§ **WHAT IS BEING ASKED**: Single out the lines of the material that contain "title" and copy them.

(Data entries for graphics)
_ _ _ _ _
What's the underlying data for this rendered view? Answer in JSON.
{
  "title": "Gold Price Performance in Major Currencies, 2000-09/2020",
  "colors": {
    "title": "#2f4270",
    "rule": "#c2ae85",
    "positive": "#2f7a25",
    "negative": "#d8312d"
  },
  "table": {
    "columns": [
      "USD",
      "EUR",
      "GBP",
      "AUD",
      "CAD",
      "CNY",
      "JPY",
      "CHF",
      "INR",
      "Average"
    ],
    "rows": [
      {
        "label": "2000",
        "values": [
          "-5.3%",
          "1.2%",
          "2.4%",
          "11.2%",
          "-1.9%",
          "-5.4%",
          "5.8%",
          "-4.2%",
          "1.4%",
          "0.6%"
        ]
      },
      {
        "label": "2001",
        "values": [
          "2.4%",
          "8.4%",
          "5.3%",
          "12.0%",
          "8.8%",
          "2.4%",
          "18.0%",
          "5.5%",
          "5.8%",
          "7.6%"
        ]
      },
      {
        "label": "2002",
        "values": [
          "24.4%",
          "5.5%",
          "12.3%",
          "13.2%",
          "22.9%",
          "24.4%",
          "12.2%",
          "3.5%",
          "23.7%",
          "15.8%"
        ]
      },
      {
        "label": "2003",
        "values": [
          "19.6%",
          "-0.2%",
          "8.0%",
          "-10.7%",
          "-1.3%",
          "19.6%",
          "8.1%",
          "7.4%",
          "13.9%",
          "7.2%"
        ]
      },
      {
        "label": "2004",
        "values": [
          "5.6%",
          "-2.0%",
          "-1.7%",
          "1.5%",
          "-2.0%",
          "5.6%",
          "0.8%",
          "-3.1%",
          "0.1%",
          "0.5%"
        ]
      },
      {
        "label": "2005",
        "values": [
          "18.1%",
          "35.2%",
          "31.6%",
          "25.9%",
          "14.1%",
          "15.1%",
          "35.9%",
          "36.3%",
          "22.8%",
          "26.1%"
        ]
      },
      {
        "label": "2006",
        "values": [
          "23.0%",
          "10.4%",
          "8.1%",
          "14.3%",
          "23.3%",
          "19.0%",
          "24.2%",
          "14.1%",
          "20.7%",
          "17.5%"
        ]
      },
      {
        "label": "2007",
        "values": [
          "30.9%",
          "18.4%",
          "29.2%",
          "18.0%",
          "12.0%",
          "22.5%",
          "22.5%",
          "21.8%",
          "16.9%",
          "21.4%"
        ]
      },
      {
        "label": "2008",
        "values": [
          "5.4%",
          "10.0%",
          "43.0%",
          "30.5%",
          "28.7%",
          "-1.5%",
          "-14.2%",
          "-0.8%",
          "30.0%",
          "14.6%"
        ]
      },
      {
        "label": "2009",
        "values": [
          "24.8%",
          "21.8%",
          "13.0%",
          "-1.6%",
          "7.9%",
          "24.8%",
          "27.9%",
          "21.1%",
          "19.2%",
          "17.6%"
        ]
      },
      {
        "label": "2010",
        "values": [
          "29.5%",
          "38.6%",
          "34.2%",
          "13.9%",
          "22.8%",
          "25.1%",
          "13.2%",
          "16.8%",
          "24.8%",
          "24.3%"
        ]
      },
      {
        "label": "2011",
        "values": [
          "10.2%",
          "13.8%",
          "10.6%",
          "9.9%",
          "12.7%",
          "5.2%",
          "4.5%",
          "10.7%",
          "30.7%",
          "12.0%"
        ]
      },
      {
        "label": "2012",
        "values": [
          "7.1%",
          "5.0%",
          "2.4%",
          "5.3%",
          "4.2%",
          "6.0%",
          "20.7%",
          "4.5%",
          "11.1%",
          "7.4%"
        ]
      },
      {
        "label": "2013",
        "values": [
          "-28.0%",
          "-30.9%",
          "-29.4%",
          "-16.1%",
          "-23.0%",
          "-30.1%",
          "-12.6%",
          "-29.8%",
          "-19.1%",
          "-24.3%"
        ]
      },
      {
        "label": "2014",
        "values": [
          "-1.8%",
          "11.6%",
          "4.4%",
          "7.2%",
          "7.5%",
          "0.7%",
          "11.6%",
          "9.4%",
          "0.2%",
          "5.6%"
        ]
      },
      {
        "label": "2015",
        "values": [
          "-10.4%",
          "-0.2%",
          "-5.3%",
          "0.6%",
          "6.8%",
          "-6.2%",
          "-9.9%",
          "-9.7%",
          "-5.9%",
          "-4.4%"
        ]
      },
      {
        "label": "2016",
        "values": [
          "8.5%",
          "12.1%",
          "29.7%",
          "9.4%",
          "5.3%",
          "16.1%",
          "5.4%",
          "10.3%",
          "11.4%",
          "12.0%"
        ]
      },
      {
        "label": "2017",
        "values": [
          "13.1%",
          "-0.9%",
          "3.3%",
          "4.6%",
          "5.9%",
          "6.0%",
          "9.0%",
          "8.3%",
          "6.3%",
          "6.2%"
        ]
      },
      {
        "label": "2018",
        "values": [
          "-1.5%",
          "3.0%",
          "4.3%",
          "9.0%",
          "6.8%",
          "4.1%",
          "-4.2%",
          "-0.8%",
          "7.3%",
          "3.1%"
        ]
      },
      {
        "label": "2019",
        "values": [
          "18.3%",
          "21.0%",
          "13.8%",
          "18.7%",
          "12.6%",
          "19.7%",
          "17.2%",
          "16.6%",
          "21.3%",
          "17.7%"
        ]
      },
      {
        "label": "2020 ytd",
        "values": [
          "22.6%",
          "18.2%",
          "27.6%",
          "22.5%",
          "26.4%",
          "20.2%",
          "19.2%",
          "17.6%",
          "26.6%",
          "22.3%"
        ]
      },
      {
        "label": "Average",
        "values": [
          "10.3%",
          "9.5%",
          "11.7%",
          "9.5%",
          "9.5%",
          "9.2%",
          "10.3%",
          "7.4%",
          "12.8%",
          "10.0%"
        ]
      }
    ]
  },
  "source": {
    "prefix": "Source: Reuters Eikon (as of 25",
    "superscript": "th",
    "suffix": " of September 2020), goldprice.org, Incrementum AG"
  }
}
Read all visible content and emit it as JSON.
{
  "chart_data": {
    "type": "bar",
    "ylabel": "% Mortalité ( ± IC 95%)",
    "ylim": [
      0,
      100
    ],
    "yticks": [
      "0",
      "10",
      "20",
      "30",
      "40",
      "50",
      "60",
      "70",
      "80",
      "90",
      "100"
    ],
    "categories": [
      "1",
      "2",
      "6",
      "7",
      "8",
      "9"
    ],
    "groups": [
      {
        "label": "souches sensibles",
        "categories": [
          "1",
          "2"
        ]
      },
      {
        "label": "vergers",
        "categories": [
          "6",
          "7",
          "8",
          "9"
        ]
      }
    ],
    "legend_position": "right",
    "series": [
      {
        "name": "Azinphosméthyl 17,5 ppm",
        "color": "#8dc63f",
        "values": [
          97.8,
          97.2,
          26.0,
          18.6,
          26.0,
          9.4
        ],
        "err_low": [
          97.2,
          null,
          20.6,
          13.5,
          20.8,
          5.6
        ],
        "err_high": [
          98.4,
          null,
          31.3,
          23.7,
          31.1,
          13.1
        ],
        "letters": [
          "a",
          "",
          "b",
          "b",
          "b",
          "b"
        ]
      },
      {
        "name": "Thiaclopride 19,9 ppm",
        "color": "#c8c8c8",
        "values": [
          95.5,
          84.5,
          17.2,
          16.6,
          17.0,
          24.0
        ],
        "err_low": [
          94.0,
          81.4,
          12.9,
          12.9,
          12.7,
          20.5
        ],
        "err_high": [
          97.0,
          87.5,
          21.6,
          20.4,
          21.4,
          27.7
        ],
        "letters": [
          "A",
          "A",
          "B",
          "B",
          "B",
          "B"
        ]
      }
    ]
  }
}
_ _ _ _ _
§ **ANSWER TO THE TASK**:
  "title": "Gold Price Performance in Major Currencies, 2000-09/2020",
    "title": "#2f4270",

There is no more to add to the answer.